Record extracts:
[START]

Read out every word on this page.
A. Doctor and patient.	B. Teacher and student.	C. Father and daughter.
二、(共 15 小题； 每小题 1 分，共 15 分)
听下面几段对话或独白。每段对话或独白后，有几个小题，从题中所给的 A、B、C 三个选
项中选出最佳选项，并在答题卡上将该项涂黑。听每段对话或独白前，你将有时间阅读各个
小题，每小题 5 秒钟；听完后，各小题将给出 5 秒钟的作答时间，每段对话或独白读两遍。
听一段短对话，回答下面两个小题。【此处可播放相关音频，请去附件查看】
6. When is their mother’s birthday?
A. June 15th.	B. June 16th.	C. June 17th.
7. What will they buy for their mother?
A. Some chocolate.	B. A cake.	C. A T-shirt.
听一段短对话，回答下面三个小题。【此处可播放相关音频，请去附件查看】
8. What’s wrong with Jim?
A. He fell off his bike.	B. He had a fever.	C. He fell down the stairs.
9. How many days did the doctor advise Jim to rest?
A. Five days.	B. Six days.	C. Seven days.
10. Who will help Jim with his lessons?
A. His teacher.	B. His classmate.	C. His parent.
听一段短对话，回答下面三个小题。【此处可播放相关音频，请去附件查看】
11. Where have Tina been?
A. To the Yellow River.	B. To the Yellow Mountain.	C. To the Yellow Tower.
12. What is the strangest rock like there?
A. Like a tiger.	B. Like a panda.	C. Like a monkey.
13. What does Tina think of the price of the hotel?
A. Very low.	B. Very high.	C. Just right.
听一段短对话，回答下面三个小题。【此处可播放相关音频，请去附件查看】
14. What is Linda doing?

[END]

Directive: Tally the lines of the data that contain the string "mother" and report the total alone.

Result of this exercise: 2